_Directions for this task_
Pull out from the material below all lines with "time".

[Stored records]
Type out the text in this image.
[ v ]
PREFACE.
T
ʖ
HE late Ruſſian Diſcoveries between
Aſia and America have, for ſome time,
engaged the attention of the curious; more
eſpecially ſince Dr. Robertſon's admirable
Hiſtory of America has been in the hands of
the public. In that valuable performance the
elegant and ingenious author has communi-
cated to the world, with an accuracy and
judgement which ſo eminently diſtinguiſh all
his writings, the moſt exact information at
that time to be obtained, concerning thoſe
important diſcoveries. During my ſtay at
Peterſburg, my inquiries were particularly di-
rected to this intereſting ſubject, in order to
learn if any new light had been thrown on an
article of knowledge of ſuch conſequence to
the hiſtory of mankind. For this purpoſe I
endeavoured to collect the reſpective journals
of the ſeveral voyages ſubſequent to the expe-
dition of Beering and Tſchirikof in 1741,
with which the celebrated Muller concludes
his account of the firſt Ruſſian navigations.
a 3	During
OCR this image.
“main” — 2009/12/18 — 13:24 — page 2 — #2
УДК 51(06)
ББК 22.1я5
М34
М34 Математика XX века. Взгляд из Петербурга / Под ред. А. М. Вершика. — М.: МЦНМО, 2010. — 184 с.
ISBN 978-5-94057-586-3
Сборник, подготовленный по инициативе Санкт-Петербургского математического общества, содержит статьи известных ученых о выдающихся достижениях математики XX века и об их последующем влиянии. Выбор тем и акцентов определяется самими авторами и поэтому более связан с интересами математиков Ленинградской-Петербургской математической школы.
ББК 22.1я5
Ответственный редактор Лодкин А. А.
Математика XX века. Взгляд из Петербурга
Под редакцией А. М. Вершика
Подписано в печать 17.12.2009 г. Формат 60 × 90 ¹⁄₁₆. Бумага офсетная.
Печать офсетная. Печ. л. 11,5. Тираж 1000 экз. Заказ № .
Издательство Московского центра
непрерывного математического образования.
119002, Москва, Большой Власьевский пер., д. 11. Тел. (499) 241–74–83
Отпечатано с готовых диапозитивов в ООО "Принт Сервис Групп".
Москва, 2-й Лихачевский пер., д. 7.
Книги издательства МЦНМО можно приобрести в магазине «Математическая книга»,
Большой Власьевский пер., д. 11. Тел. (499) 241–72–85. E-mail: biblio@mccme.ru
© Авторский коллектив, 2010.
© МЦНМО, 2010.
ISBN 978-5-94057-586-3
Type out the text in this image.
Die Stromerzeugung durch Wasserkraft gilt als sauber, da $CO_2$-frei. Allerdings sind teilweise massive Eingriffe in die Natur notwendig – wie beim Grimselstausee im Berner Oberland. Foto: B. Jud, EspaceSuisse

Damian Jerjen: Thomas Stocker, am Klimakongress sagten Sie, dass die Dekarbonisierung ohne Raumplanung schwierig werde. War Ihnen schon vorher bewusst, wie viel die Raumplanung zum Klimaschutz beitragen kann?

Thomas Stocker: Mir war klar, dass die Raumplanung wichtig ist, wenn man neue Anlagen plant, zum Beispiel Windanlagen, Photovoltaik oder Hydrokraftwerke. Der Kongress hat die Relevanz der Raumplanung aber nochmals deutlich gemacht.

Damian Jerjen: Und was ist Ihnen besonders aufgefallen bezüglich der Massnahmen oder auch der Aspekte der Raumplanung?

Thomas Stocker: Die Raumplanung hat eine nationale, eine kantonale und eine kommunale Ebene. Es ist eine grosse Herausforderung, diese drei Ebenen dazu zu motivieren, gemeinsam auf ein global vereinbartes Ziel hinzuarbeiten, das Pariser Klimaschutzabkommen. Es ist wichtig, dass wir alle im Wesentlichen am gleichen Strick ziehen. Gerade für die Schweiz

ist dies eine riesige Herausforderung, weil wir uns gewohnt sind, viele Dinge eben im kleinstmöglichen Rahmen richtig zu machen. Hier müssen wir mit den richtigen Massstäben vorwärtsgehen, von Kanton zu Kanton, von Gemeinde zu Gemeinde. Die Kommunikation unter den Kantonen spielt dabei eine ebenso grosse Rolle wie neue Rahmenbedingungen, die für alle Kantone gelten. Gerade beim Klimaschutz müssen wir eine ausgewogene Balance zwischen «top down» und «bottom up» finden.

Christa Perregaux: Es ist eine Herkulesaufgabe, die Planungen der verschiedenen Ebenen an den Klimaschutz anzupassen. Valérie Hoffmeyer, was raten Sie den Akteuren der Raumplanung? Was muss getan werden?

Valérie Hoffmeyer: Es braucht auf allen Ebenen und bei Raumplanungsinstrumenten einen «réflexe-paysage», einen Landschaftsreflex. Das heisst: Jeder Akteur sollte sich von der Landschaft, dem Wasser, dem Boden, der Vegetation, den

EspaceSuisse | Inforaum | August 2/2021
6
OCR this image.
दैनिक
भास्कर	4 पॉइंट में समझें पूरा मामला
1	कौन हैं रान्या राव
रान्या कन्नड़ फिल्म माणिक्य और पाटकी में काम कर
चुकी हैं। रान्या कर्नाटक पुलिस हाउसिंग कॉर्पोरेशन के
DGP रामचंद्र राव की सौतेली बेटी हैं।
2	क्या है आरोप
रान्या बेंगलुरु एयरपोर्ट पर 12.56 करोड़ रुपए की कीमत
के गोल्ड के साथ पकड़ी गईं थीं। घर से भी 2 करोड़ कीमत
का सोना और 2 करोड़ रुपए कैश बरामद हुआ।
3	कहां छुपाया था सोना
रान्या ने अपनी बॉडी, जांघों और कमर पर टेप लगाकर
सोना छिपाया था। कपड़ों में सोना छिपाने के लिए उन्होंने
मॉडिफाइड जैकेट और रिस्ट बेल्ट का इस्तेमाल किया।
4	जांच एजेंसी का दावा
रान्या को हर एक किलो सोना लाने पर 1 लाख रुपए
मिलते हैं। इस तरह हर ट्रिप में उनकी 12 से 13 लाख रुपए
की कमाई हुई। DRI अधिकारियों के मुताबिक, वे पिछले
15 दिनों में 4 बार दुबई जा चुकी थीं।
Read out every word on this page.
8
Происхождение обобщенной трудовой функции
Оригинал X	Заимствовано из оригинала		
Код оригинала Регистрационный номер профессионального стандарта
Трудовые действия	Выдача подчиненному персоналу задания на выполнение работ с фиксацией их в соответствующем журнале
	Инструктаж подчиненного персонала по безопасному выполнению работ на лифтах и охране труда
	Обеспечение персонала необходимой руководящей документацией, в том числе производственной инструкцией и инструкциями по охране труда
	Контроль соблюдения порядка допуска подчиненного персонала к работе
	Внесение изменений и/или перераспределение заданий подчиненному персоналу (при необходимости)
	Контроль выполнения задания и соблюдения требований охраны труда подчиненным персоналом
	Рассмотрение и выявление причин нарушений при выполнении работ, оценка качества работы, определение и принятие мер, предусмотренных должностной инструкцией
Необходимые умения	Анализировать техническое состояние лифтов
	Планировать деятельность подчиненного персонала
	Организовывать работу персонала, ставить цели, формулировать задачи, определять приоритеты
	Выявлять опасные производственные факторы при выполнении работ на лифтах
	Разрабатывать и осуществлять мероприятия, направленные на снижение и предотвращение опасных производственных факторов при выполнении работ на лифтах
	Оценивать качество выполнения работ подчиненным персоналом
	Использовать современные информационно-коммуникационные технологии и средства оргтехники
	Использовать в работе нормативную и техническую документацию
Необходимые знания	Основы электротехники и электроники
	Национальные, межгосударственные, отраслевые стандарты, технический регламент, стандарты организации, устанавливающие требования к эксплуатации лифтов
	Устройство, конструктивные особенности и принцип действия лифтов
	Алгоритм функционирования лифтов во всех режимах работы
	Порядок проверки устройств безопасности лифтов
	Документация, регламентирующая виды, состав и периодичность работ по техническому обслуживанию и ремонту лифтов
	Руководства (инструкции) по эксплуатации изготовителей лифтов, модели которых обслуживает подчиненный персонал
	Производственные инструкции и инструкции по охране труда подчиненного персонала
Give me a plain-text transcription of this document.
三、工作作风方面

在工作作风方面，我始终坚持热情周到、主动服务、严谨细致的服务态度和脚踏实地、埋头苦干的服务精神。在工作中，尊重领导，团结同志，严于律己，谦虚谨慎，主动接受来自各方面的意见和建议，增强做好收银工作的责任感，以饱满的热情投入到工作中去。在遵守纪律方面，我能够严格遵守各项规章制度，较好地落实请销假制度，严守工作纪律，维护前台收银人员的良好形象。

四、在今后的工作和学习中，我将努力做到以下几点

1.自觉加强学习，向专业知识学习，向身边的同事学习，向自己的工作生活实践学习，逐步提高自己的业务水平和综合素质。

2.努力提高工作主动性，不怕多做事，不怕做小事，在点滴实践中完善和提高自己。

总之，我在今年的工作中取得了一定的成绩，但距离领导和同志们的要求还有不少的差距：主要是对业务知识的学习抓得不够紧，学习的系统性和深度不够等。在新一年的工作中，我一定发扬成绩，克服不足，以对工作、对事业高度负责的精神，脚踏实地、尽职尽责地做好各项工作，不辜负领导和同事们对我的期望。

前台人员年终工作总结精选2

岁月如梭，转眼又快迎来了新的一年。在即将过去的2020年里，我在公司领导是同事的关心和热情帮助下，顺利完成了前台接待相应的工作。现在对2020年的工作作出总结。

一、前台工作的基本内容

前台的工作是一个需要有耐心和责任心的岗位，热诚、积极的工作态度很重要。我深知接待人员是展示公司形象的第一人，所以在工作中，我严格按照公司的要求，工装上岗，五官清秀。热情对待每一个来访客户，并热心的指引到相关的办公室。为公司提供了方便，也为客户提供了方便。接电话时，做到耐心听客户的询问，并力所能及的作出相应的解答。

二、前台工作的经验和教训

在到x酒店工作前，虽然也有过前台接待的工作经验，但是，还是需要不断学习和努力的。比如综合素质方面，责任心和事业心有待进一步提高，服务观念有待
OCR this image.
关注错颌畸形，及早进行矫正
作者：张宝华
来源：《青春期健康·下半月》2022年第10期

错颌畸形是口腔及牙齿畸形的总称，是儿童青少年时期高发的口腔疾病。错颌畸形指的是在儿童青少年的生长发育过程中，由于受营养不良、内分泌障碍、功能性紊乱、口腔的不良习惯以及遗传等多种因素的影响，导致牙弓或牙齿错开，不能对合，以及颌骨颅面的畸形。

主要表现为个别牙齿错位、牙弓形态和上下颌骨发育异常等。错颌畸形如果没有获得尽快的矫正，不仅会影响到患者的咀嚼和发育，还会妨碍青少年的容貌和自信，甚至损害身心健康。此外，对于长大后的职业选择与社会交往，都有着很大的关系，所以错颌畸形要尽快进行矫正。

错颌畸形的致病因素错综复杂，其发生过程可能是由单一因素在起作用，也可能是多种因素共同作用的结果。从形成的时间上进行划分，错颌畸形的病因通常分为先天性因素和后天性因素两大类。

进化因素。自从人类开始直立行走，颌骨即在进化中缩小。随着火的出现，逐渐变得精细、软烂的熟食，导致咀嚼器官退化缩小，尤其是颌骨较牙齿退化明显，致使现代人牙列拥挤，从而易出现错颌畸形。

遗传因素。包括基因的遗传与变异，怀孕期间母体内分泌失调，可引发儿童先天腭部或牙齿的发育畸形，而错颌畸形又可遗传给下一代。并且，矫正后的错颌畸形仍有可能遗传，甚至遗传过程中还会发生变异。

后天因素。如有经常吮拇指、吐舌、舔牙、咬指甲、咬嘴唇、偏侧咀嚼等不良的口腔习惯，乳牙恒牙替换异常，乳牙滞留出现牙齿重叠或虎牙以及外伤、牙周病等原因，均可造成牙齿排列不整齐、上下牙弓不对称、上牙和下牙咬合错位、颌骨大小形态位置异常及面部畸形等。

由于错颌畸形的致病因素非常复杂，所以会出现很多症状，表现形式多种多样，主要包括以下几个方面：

_Final result_
Aſia and America have, for ſome time,
that time to be obtained, concerning thoſe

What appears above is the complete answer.